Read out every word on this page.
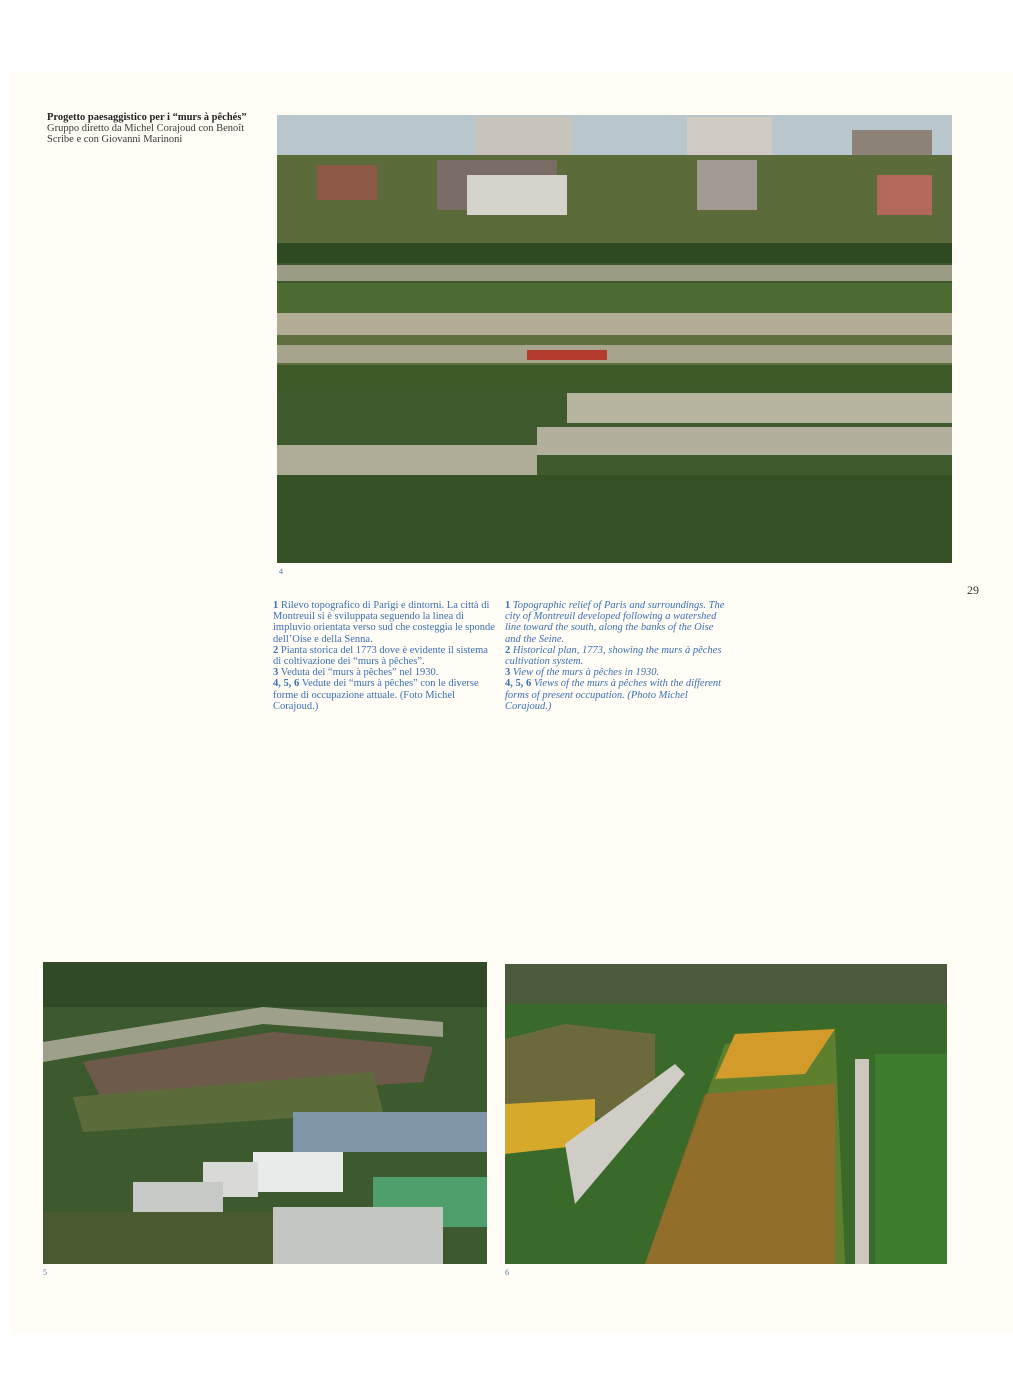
Progetto paesaggistico per i “murs à pêchés”
Gruppo diretto da Michel Corajoud con Benoît Scribe e con Giovanni Marinoni
4
29
1 Rilevo topografico di Parigi e dintorni. La città di Montreuil si è sviluppata seguendo la linea di impluvio orientata verso sud che costeggia le sponde dell’Oise e della Senna.
2 Pianta storica del 1773 dove è evidente il sistema di coltivazione dei “murs à pêches”.
3 Veduta dei “murs à pêches” nel 1930.
4, 5, 6 Vedute dei “murs à pêches” con le diverse forme di occupazione attuale. (Foto Michel Corajoud.)
1 Topographic relief of Paris and surroundings. The city of Montreuil developed following a watershed line toward the south, along the banks of the Oise and the Seine.
2 Historical plan, 1773, showing the murs à pêches cultivation system.
3 View of the murs à pêches in 1930.
4, 5, 6 Views of the murs à pêches with the different forms of present occupation. (Photo Michel Corajoud.)
5	6
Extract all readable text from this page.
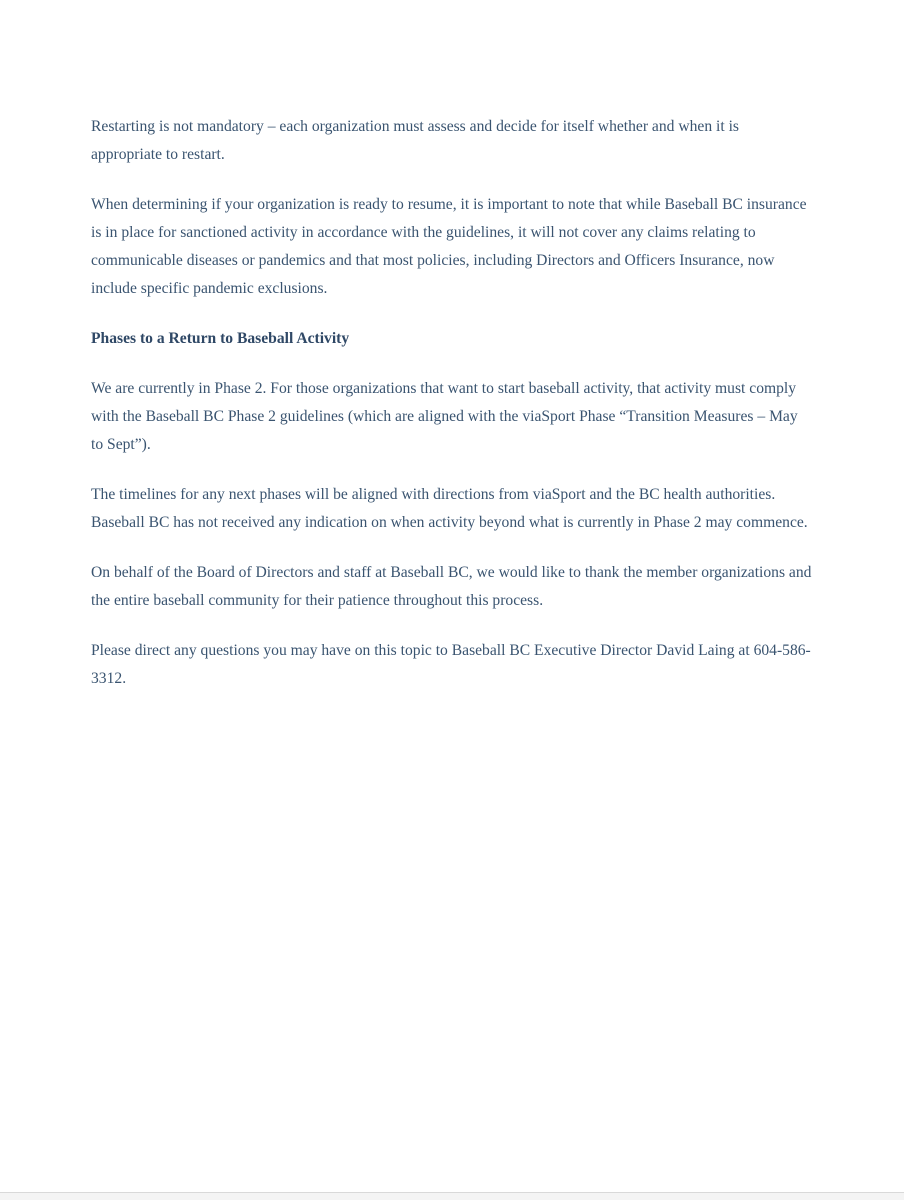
Restarting is not mandatory – each organization must assess and decide for itself whether and when it is appropriate to restart.

When determining if your organization is ready to resume, it is important to note that while Baseball BC insurance is in place for sanctioned activity in accordance with the guidelines, it will not cover any claims relating to communicable diseases or pandemics and that most policies, including Directors and Officers Insurance, now include specific pandemic exclusions.

Phases to a Return to Baseball Activity

We are currently in Phase 2. For those organizations that want to start baseball activity, that activity must comply with the Baseball BC Phase 2 guidelines (which are aligned with the viaSport Phase “Transition Measures – May to Sept”).

The timelines for any next phases will be aligned with directions from viaSport and the BC health authorities. Baseball BC has not received any indication on when activity beyond what is currently in Phase 2 may commence.

On behalf of the Board of Directors and staff at Baseball BC, we would like to thank the member organizations and the entire baseball community for their patience throughout this process.

Please direct any questions you may have on this topic to Baseball BC Executive Director David Laing at 604-586-3312.
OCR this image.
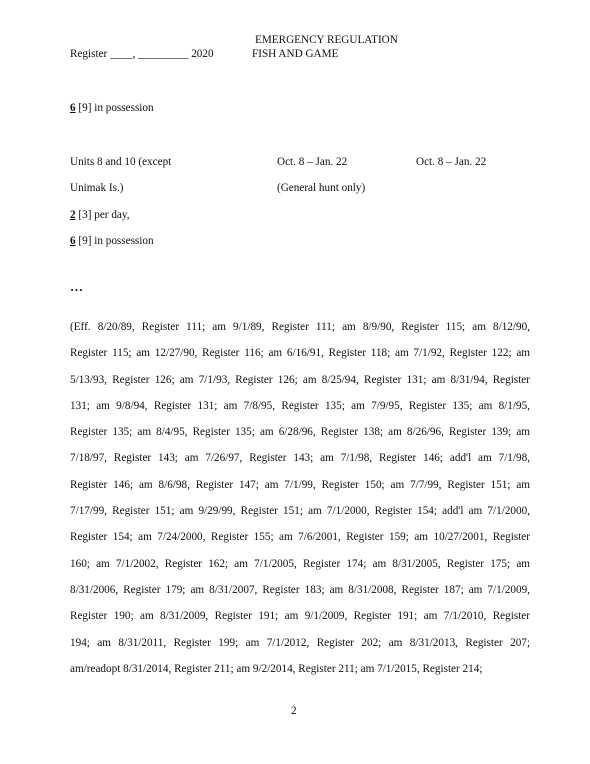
EMERGENCY REGULATION
Register ____, _________ 2020	FISH AND GAME
6 [9] in possession
Units 8 and 10 (except	Oct. 8 – Jan. 22	Oct. 8 – Jan. 22
Unimak Is.)	(General hunt only)
2 [3] per day,
6 [9] in possession
…
(Eff. 8/20/89, Register 111; am 9/1/89, Register 111; am 8/9/90, Register 115; am 8/12/90,
Register 115; am 12/27/90, Register 116; am 6/16/91, Register 118; am 7/1/92, Register 122; am
5/13/93, Register 126; am 7/1/93, Register 126; am 8/25/94, Register 131; am 8/31/94, Register
131; am 9/8/94, Register 131; am 7/8/95, Register 135; am 7/9/95, Register 135; am 8/1/95,
Register 135; am 8/4/95, Register 135; am 6/28/96, Register 138; am 8/26/96, Register 139; am
7/18/97, Register 143; am 7/26/97, Register 143; am 7/1/98, Register 146; add'l am 7/1/98,
Register 146; am 8/6/98, Register 147; am 7/1/99, Register 150; am 7/7/99, Register 151; am
7/17/99, Register 151; am 9/29/99, Register 151; am 7/1/2000, Register 154; add'l am 7/1/2000,
Register 154; am 7/24/2000, Register 155; am 7/6/2001, Register 159; am 10/27/2001, Register
160; am 7/1/2002, Register 162; am 7/1/2005, Register 174; am 8/31/2005, Register 175; am
8/31/2006, Register 179; am 8/31/2007, Register 183; am 8/31/2008, Register 187; am 7/1/2009,
Register 190; am 8/31/2009, Register 191; am 9/1/2009, Register 191; am 7/1/2010, Register
194; am 8/31/2011, Register 199; am 7/1/2012, Register 202; am 8/31/2013, Register 207;
am/readopt 8/31/2014, Register 211; am 9/2/2014, Register 211; am 7/1/2015, Register 214;
2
• • •
Short exercise — Which lines hold the string "page"? Copy all of them from the data above.

Result of the task —
Read out every word on this page.
Extract all readable text from this page.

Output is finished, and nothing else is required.